== Data shown

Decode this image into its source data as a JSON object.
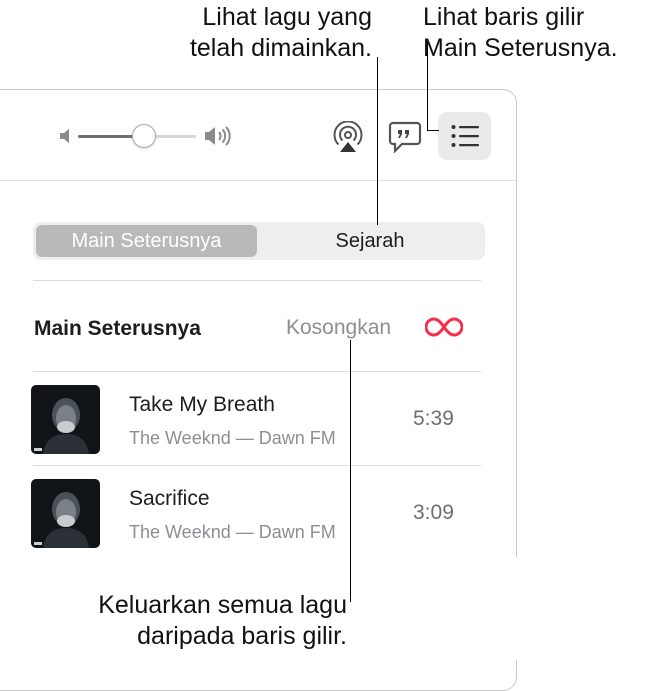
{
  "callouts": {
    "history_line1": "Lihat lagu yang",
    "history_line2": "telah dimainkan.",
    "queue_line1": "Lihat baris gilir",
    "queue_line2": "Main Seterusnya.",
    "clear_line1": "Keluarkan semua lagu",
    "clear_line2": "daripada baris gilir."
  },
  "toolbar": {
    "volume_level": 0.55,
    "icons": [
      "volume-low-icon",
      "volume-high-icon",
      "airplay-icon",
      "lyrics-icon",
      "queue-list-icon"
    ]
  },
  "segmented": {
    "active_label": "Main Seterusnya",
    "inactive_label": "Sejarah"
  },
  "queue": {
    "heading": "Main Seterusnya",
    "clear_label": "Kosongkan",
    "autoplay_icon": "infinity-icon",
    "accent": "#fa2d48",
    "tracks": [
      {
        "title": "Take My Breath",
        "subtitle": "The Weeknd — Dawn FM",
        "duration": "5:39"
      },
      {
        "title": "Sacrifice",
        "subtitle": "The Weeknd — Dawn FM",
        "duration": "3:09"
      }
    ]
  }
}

====

Write the records out once more, exactly as they appear, with no pictures.

# Response
Decode this image into its source data as a JSON object.
{
  "callouts": {
    "history_line1": "Lihat lagu yang",
    "history_line2": "telah dimainkan.",
    "queue_line1": "Lihat baris gilir",
    "queue_line2": "Main Seterusnya.",
    "clear_line1": "Keluarkan semua lagu",
    "clear_line2": "daripada baris gilir."
  },
  "toolbar": {
    "volume_level": 0.55,
    "icons": [
      "volume-low-icon",
      "volume-high-icon",
      "airplay-icon",
      "lyrics-icon",
      "queue-list-icon"
    ]
  },
  "segmented": {
    "active_label": "Main Seterusnya",
    "inactive_label": "Sejarah"
  },
  "queue": {
    "heading": "Main Seterusnya",
    "clear_label": "Kosongkan",
    "autoplay_icon": "infinity-icon",
    "accent": "#fa2d48",
    "tracks": [
      {
        "title": "Take My Breath",
        "subtitle": "The Weeknd — Dawn FM",
        "duration": "5:39"
      },
      {
        "title": "Sacrifice",
        "subtitle": "The Weeknd — Dawn FM",
        "duration": "3:09"
      }
    ]
  }
}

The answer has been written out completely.